Instruction:
In this exercise, return the whole listing exactly, excluding any images.

[Some records]
════════════════

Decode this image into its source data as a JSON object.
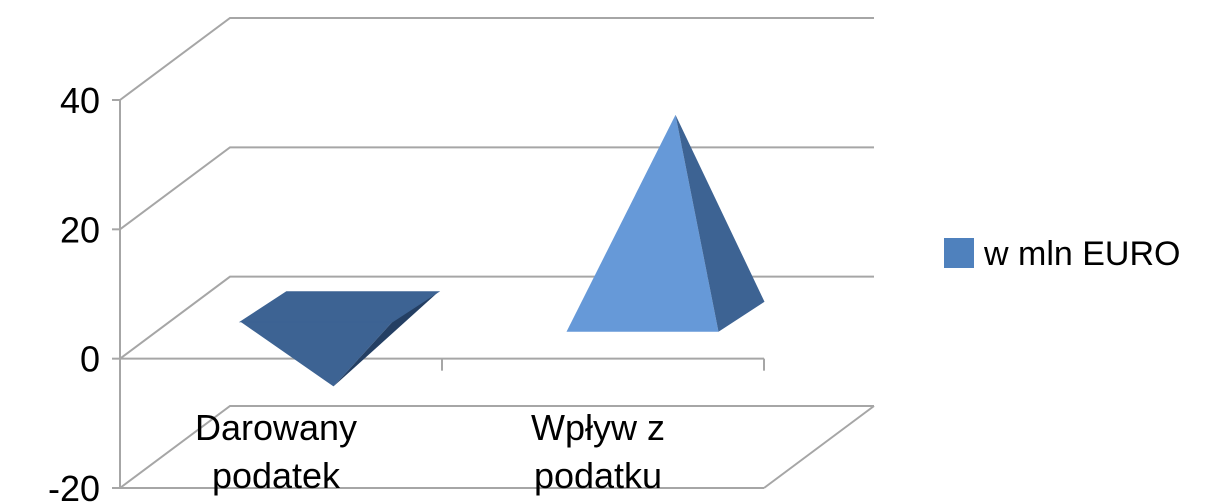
{
  "chart_data": {
    "type": "bar",
    "subtype": "3d-pyramid",
    "title": "",
    "xlabel": "",
    "ylabel": "",
    "categories": [
      "Darowany\npodatek",
      "Wpływ z\npodatku"
    ],
    "series": [
      {
        "name": "w mln EURO",
        "values": [
          -10,
          32
        ]
      }
    ],
    "ylim": [
      -20,
      40
    ],
    "yticks": [
      "-20",
      "0",
      "20",
      "40"
    ],
    "grid": true,
    "legend": "right",
    "colors": {
      "series": "#4f81bd",
      "neg_front": "#3d6393",
      "neg_side": "#243f63",
      "pos_front": "#6699d8",
      "pos_side": "#3d6393",
      "grid": "#a6a6a6"
    }
  }
}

════════════════

Exercise solution:
Decode this image into its source data as a JSON object.
{
  "chart_data": {
    "type": "bar",
    "subtype": "3d-pyramid",
    "title": "",
    "xlabel": "",
    "ylabel": "",
    "categories": [
      "Darowany\npodatek",
      "Wpływ z\npodatku"
    ],
    "series": [
      {
        "name": "w mln EURO",
        "values": [
          -10,
          32
        ]
      }
    ],
    "ylim": [
      -20,
      40
    ],
    "yticks": [
      "-20",
      "0",
      "20",
      "40"
    ],
    "grid": true,
    "legend": "right",
    "colors": {
      "series": "#4f81bd",
      "neg_front": "#3d6393",
      "neg_side": "#243f63",
      "pos_front": "#6699d8",
      "pos_side": "#3d6393",
      "grid": "#a6a6a6"
    }
  }
}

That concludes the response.